[Dataset entries]
- - -

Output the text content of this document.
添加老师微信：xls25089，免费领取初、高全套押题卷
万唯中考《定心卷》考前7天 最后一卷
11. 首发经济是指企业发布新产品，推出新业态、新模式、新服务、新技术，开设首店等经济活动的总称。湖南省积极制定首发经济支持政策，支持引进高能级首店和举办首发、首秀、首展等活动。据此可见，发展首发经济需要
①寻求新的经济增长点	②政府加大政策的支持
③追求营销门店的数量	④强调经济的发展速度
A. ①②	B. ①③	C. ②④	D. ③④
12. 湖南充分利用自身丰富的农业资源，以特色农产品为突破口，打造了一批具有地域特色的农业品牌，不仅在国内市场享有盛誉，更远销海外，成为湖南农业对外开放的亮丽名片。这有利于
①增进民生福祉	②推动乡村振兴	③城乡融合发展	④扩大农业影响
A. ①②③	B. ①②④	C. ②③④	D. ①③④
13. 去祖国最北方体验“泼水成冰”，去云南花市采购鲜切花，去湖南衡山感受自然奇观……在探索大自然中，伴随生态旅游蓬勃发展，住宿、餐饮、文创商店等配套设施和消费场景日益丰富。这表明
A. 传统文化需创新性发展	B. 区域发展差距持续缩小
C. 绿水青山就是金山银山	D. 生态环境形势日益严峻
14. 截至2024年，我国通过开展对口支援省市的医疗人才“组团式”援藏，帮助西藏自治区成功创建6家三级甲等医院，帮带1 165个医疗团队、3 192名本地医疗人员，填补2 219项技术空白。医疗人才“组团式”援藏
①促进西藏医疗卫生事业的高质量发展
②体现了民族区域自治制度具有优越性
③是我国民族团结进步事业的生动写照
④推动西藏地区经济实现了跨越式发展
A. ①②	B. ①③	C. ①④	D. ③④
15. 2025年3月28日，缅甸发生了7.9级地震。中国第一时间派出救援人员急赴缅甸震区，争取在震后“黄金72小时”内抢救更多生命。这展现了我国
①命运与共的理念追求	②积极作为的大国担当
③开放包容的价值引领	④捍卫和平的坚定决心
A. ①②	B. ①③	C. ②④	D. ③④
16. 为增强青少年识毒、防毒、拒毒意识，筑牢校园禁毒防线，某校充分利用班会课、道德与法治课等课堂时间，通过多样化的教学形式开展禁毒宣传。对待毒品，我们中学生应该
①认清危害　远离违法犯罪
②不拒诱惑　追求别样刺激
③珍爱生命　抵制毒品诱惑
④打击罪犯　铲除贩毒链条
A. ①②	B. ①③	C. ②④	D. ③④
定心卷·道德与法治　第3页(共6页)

- - -

## [WHAT THE TASK ASKS]
Reproduce every line of the material above exactly.

## [FINAL RESULT]
Output the text content of this document.
添加老师微信：xls25089，免费领取初、高全套押题卷
万唯中考《定心卷》考前7天 最后一卷
11. 首发经济是指企业发布新产品，推出新业态、新模式、新服务、新技术，开设首店等经济活动的总称。湖南省积极制定首发经济支持政策，支持引进高能级首店和举办首发、首秀、首展等活动。据此可见，发展首发经济需要
①寻求新的经济增长点	②政府加大政策的支持
③追求营销门店的数量	④强调经济的发展速度
A. ①②	B. ①③	C. ②④	D. ③④
12. 湖南充分利用自身丰富的农业资源，以特色农产品为突破口，打造了一批具有地域特色的农业品牌，不仅在国内市场享有盛誉，更远销海外，成为湖南农业对外开放的亮丽名片。这有利于
①增进民生福祉	②推动乡村振兴	③城乡融合发展	④扩大农业影响
A. ①②③	B. ①②④	C. ②③④	D. ①③④
13. 去祖国最北方体验“泼水成冰”，去云南花市采购鲜切花，去湖南衡山感受自然奇观……在探索大自然中，伴随生态旅游蓬勃发展，住宿、餐饮、文创商店等配套设施和消费场景日益丰富。这表明
A. 传统文化需创新性发展	B. 区域发展差距持续缩小
C. 绿水青山就是金山银山	D. 生态环境形势日益严峻
14. 截至2024年，我国通过开展对口支援省市的医疗人才“组团式”援藏，帮助西藏自治区成功创建6家三级甲等医院，帮带1 165个医疗团队、3 192名本地医疗人员，填补2 219项技术空白。医疗人才“组团式”援藏
①促进西藏医疗卫生事业的高质量发展
②体现了民族区域自治制度具有优越性
③是我国民族团结进步事业的生动写照
④推动西藏地区经济实现了跨越式发展
A. ①②	B. ①③	C. ①④	D. ③④
15. 2025年3月28日，缅甸发生了7.9级地震。中国第一时间派出救援人员急赴缅甸震区，争取在震后“黄金72小时”内抢救更多生命。这展现了我国
①命运与共的理念追求	②积极作为的大国担当
③开放包容的价值引领	④捍卫和平的坚定决心
A. ①②	B. ①③	C. ②④	D. ③④
16. 为增强青少年识毒、防毒、拒毒意识，筑牢校园禁毒防线，某校充分利用班会课、道德与法治课等课堂时间，通过多样化的教学形式开展禁毒宣传。对待毒品，我们中学生应该
①认清危害　远离违法犯罪
②不拒诱惑　追求别样刺激
③珍爱生命　抵制毒品诱惑
④打击罪犯　铲除贩毒链条
A. ①②	B. ①③	C. ②④	D. ③④
定心卷·道德与法治　第3页(共6页)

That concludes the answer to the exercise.